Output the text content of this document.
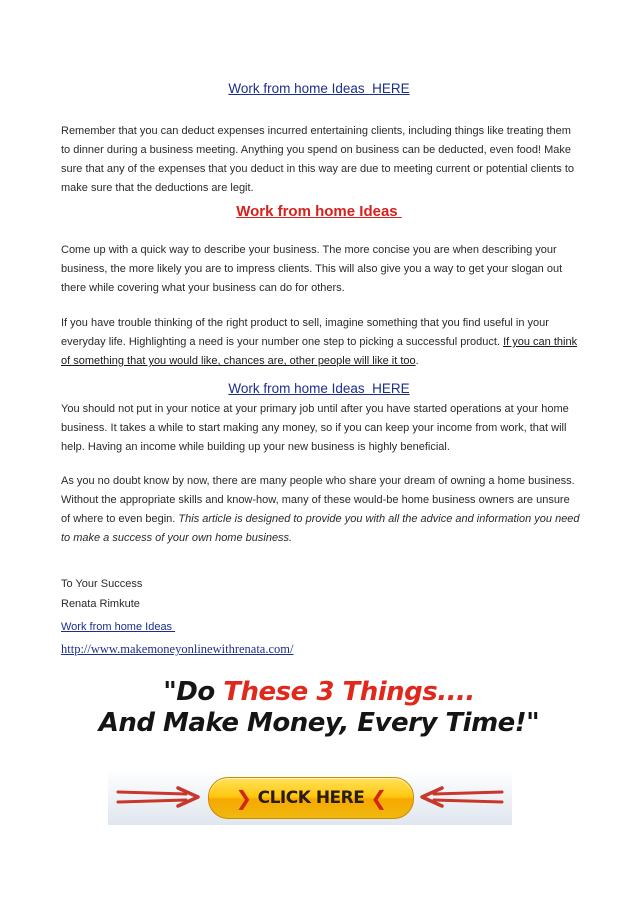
Work from home Ideas  HERE
Remember that you can deduct expenses incurred entertaining clients, including things like treating them to dinner during a business meeting. Anything you spend on business can be deducted, even food! Make sure that any of the expenses that you deduct in this way are due to meeting current or potential clients to make sure that the deductions are legit.
Work from home Ideas
Come up with a quick way to describe your business. The more concise you are when describing your business, the more likely you are to impress clients. This will also give you a way to get your slogan out there while covering what your business can do for others.
If you have trouble thinking of the right product to sell, imagine something that you find useful in your everyday life. Highlighting a need is your number one step to picking a successful product. If you can think of something that you would like, chances are, other people will like it too.
Work from home Ideas  HERE
You should not put in your notice at your primary job until after you have started operations at your home business. It takes a while to start making any money, so if you can keep your income from work, that will help. Having an income while building up your new business is highly beneficial.
As you no doubt know by now, there are many people who share your dream of owning a home business. Without the appropriate skills and know-how, many of these would-be home business owners are unsure of where to even begin. This article is designed to provide you with all the advice and information you need to make a success of your own home business.
To Your Success
Renata Rimkute
Work from home Ideas
http://www.makemoneyonlinewithrenata.com/
"Do These 3 Things....
And Make Money, Every Time!"
❯ CLICK HERE ❮
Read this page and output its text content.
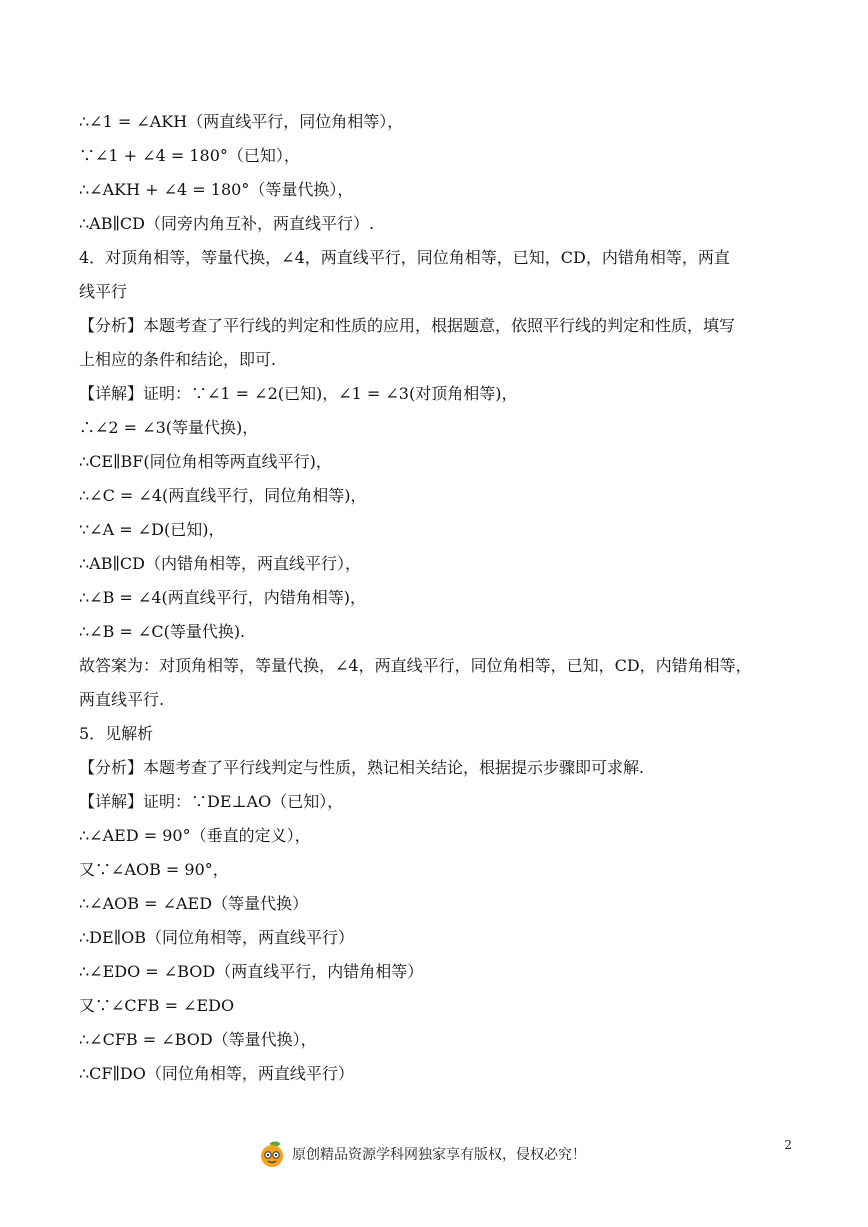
∴∠1 = ∠AKH（两直线平行，同位角相等），
∵∠1 + ∠4 = 180°（已知），
∴∠AKH + ∠4 = 180°（等量代换），
∴AB∥CD（同旁内角互补，两直线平行）.
4．对顶角相等，等量代换，∠4，两直线平行，同位角相等，已知，CD，内错角相等，两直
线平行
【分析】本题考查了平行线的判定和性质的应用，根据题意，依照平行线的判定和性质，填写
上相应的条件和结论，即可.
【详解】证明：∵∠1 = ∠2(已知)，∠1 = ∠3(对顶角相等)，
∴∠2 = ∠3(等量代换)，
∴CE∥BF(同位角相等两直线平行)，
∴∠C = ∠4(两直线平行，同位角相等)，
∵∠A = ∠D(已知)，
∴AB∥CD（内错角相等，两直线平行），
∴∠B = ∠4(两直线平行，内错角相等)，
∴∠B = ∠C(等量代换).
故答案为：对顶角相等，等量代换，∠4，两直线平行，同位角相等，已知，CD，内错角相等，
两直线平行.
5．见解析
【分析】本题考查了平行线判定与性质，熟记相关结论，根据提示步骤即可求解.
【详解】证明：∵DE⊥AO（已知），
∴∠AED = 90°（垂直的定义），
又∵∠AOB = 90°，
∴∠AOB = ∠AED（等量代换）
∴DE∥OB（同位角相等，两直线平行）
∴∠EDO = ∠BOD（两直线平行，内错角相等）
又∵∠CFB = ∠EDO
∴∠CFB = ∠BOD（等量代换），
∴CF∥DO（同位角相等，两直线平行）
原创精品资源学科网独家享有版权，侵权必究！
2
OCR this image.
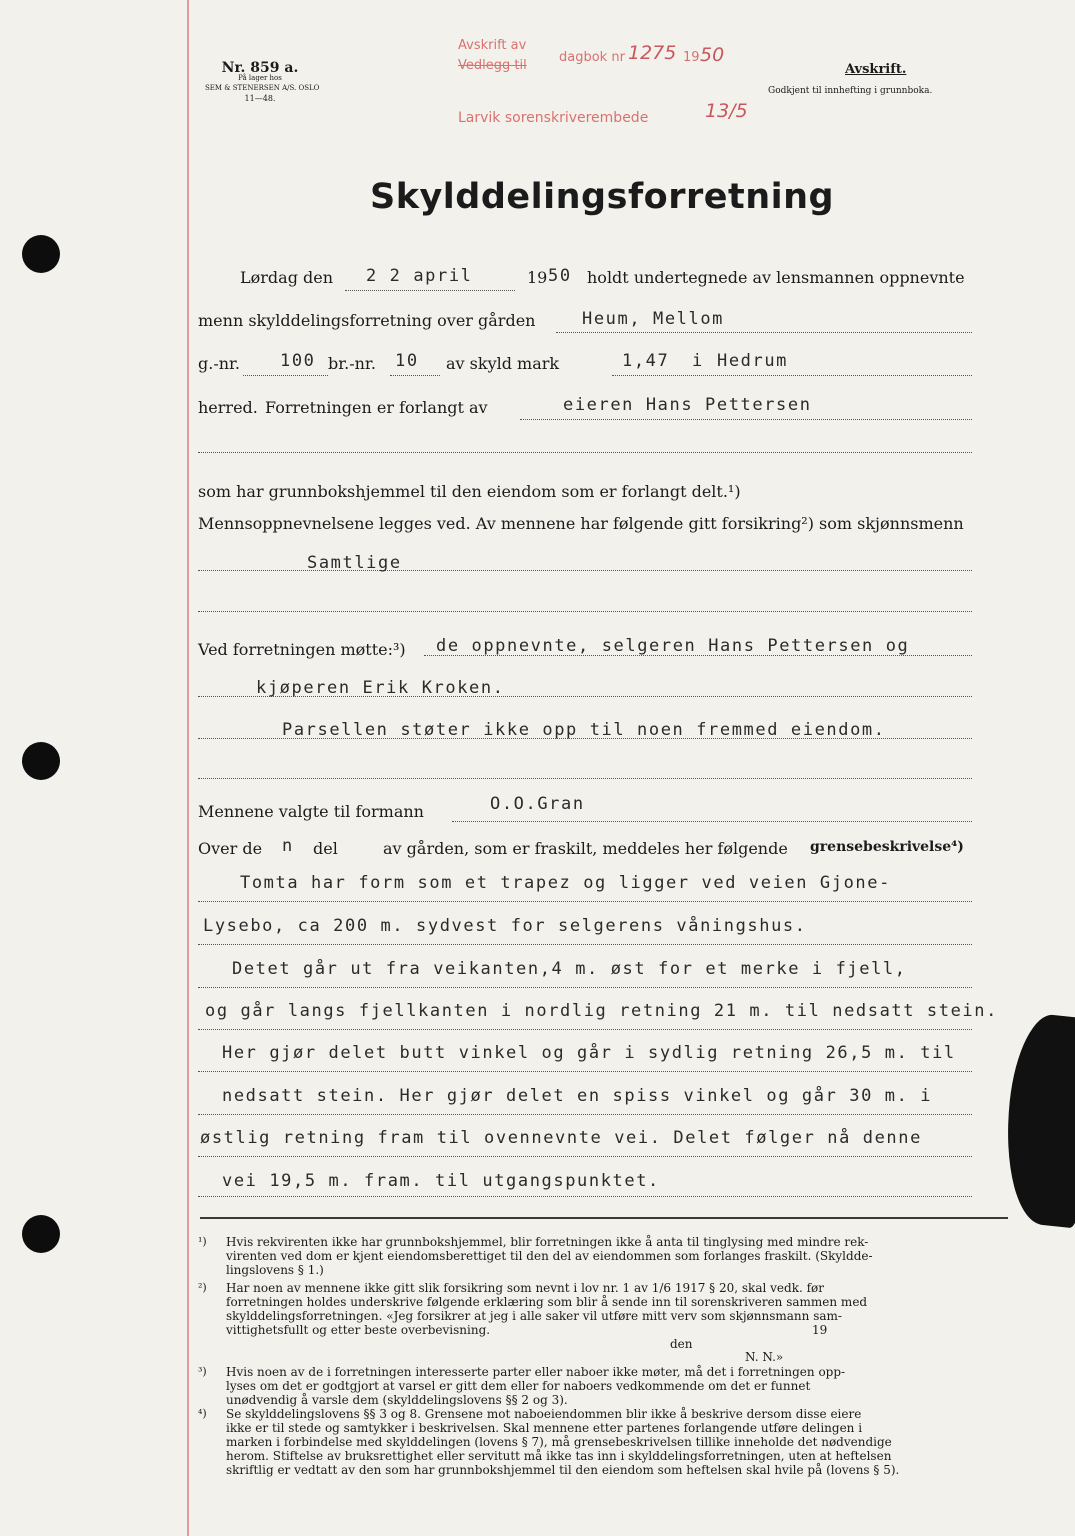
Nr. 859 a.
På lager hos
SEM & STENERSEN A/S. OSLO
11—48.
Avskrift av
Vedlegg til
dagbok nr 1275 19 50
Larvik sorenskriverembede	13/5
Avskrift.
Godkjent til innhefting i grunnboka.
Skylddelingsforretning
Lørdag den 2 2 april	19 50 holdt undertegnede av lensmannen oppnevnte
menn skylddelingsforretning over gården	Heum, Mellom
g.-nr. 100 br.-nr. 10 av skyld mark	1,47 i Hedrum
herred. Forretningen er forlangt av	eieren Hans Pettersen
som har grunnbokshjemmel til den eiendom som er forlangt delt.¹)
Mennsoppnevnelsene legges ved. Av mennene har følgende gitt forsikring²) som skjønnsmenn
Samtlige
Ved forretningen møtte:³) de oppnevnte, selgeren Hans Pettersen og
kjøperen Erik Kroken.
Parsellen støter ikke opp til noen fremmed eiendom.
Mennene valgte til formann	O.O.Gran
Over de n del	av gården, som er fraskilt, meddeles her følgende grensebeskrivelse⁴)
Tomta har form som et trapez og ligger ved veien Gjone-
Lysebo, ca 200 m. sydvest for selgerens våningshus.
Detet går ut fra veikanten,4 m. øst for et merke i fjell,
og går langs fjellkanten i nordlig retning 21 m. til nedsatt stein.
Her gjør delet butt vinkel og går i sydlig retning 26,5 m. til
nedsatt stein. Her gjør delet en spiss vinkel og går 30 m. i
østlig retning fram til ovennevnte vei. Delet følger nå denne
vei 19,5 m. fram. til utgangspunktet.
¹) Hvis rekvirenten ikke har grunnbokshjemmel, blir forretningen ikke å anta til tinglysing med mindre rek-
virenten ved dom er kjent eiendomsberettiget til den del av eiendommen som forlanges fraskilt. (Skyldde-
lingslovens § 1.)
²) Har noen av mennene ikke gitt slik forsikring som nevnt i lov nr. 1 av 1/6 1917 § 20, skal vedk. før
forretningen holdes underskrive følgende erklæring som blir å sende inn til sorenskriveren sammen med
skylddelingsforretningen. «Jeg forsikrer at jeg i alle saker vil utføre mitt verv som skjønnsmann sam-
vittighetsfullt og etter beste overbevisning.
den
19
N. N.»
³) Hvis noen av de i forretningen interesserte parter eller naboer ikke møter, må det i forretningen opp-
lyses om det er godtgjort at varsel er gitt dem eller for naboers vedkommende om det er funnet
unødvendig å varsle dem (skylddelingslovens §§ 2 og 3).
⁴) Se skylddelingslovens §§ 3 og 8. Grensene mot naboeiendommen blir ikke å beskrive dersom disse eiere
ikke er til stede og samtykker i beskrivelsen. Skal mennene etter partenes forlangende utføre delingen i
marken i forbindelse med skylddelingen (lovens § 7), må grensebeskrivelsen tillike inneholde det nødvendige
herom. Stiftelse av bruksrettighet eller servitutt må ikke tas inn i skylddelingsforretningen, uten at heftelsen
skriftlig er vedtatt av den som har grunnbokshjemmel til den eiendom som heftelsen skal hvile på (lovens § 5).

=======

Each entry gets copied exactly; the pictures stay out.

Output the text content of this document.
Work from home Ideas  HERE
Remember that you can deduct expenses incurred entertaining clients, including things like treating them to dinner during a business meeting. Anything you spend on business can be deducted, even food! Make sure that any of the expenses that you deduct in this way are due to meeting current or potential clients to make sure that the deductions are legit.
Work from home Ideas
Come up with a quick way to describe your business. The more concise you are when describing your business, the more likely you are to impress clients. This will also give you a way to get your slogan out there while covering what your business can do for others.
If you have trouble thinking of the right product to sell, imagine something that you find useful in your everyday life. Highlighting a need is your number one step to picking a successful product. If you can think of something that you would like, chances are, other people will like it too.
Work from home Ideas  HERE
You should not put in your notice at your primary job until after you have started operations at your home business. It takes a while to start making any money, so if you can keep your income from work, that will help. Having an income while building up your new business is highly beneficial.
As you no doubt know by now, there are many people who share your dream of owning a home business. Without the appropriate skills and know-how, many of these would-be home business owners are unsure of where to even begin. This article is designed to provide you with all the advice and information you need to make a success of your own home business.
To Your Success
Renata Rimkute
Work from home Ideas
http://www.makemoneyonlinewithrenata.com/
"Do These 3 Things....
And Make Money, Every Time!"
❯ CLICK HERE ❮
Read this page and output its text content.
∴∠1 = ∠AKH（两直线平行，同位角相等），
∵∠1 + ∠4 = 180°（已知），
∴∠AKH + ∠4 = 180°（等量代换），
∴AB∥CD（同旁内角互补，两直线平行）.
4．对顶角相等，等量代换，∠4，两直线平行，同位角相等，已知，CD，内错角相等，两直
线平行
【分析】本题考查了平行线的判定和性质的应用，根据题意，依照平行线的判定和性质，填写
上相应的条件和结论，即可.
【详解】证明：∵∠1 = ∠2(已知)，∠1 = ∠3(对顶角相等)，
∴∠2 = ∠3(等量代换)，
∴CE∥BF(同位角相等两直线平行)，
∴∠C = ∠4(两直线平行，同位角相等)，
∵∠A = ∠D(已知)，
∴AB∥CD（内错角相等，两直线平行），
∴∠B = ∠4(两直线平行，内错角相等)，
∴∠B = ∠C(等量代换).
故答案为：对顶角相等，等量代换，∠4，两直线平行，同位角相等，已知，CD，内错角相等，
两直线平行.
5．见解析
【分析】本题考查了平行线判定与性质，熟记相关结论，根据提示步骤即可求解.
【详解】证明：∵DE⊥AO（已知），
∴∠AED = 90°（垂直的定义），
又∵∠AOB = 90°，
∴∠AOB = ∠AED（等量代换）
∴DE∥OB（同位角相等，两直线平行）
∴∠EDO = ∠BOD（两直线平行，内错角相等）
又∵∠CFB = ∠EDO
∴∠CFB = ∠BOD（等量代换），
∴CF∥DO（同位角相等，两直线平行）
原创精品资源学科网独家享有版权，侵权必究！
2
OCR this image.
Nr. 859 a.
På lager hos
SEM & STENERSEN A/S. OSLO
11—48.
Avskrift av
Vedlegg til
dagbok nr 1275 19 50
Larvik sorenskriverembede	13/5
Avskrift.
Godkjent til innhefting i grunnboka.
Skylddelingsforretning
Lørdag den 2 2 april	19 50 holdt undertegnede av lensmannen oppnevnte
menn skylddelingsforretning over gården	Heum, Mellom
g.-nr. 100 br.-nr. 10 av skyld mark	1,47 i Hedrum
herred. Forretningen er forlangt av	eieren Hans Pettersen
som har grunnbokshjemmel til den eiendom som er forlangt delt.¹)
Mennsoppnevnelsene legges ved. Av mennene har følgende gitt forsikring²) som skjønnsmenn
Samtlige
Ved forretningen møtte:³) de oppnevnte, selgeren Hans Pettersen og
kjøperen Erik Kroken.
Parsellen støter ikke opp til noen fremmed eiendom.
Mennene valgte til formann	O.O.Gran
Over de n del	av gården, som er fraskilt, meddeles her følgende grensebeskrivelse⁴)
Tomta har form som et trapez og ligger ved veien Gjone-
Lysebo, ca 200 m. sydvest for selgerens våningshus.
Detet går ut fra veikanten,4 m. øst for et merke i fjell,
og går langs fjellkanten i nordlig retning 21 m. til nedsatt stein.
Her gjør delet butt vinkel og går i sydlig retning 26,5 m. til
nedsatt stein. Her gjør delet en spiss vinkel og går 30 m. i
østlig retning fram til ovennevnte vei. Delet følger nå denne
vei 19,5 m. fram. til utgangspunktet.
¹) Hvis rekvirenten ikke har grunnbokshjemmel, blir forretningen ikke å anta til tinglysing med mindre rek-
virenten ved dom er kjent eiendomsberettiget til den del av eiendommen som forlanges fraskilt. (Skyldde-
lingslovens § 1.)
²) Har noen av mennene ikke gitt slik forsikring som nevnt i lov nr. 1 av 1/6 1917 § 20, skal vedk. før
forretningen holdes underskrive følgende erklæring som blir å sende inn til sorenskriveren sammen med
skylddelingsforretningen. «Jeg forsikrer at jeg i alle saker vil utføre mitt verv som skjønnsmann sam-
vittighetsfullt og etter beste overbevisning.
den
19
N. N.»
³) Hvis noen av de i forretningen interesserte parter eller naboer ikke møter, må det i forretningen opp-
lyses om det er godtgjort at varsel er gitt dem eller for naboers vedkommende om det er funnet
unødvendig å varsle dem (skylddelingslovens §§ 2 og 3).
⁴) Se skylddelingslovens §§ 3 og 8. Grensene mot naboeiendommen blir ikke å beskrive dersom disse eiere
ikke er til stede og samtykker i beskrivelsen. Skal mennene etter partenes forlangende utføre delingen i
marken i forbindelse med skylddelingen (lovens § 7), må grensebeskrivelsen tillike inneholde det nødvendige
herom. Stiftelse av bruksrettighet eller servitutt må ikke tas inn i skylddelingsforretningen, uten at heftelsen
skriftlig er vedtatt av den som har grunnbokshjemmel til den eiendom som heftelsen skal hvile på (lovens § 5).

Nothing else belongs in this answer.